*The task*: Tally the lines that hold the string "State", and reply with the count alone.

Saved entries:
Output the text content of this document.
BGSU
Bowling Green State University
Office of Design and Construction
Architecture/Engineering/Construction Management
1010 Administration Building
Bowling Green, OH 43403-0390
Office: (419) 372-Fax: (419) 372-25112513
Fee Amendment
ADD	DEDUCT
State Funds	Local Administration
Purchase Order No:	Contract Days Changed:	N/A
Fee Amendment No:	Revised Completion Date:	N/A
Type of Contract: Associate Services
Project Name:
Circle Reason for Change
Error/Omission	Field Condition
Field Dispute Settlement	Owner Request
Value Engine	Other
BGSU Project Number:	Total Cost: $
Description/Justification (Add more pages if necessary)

*Result of the task*: 2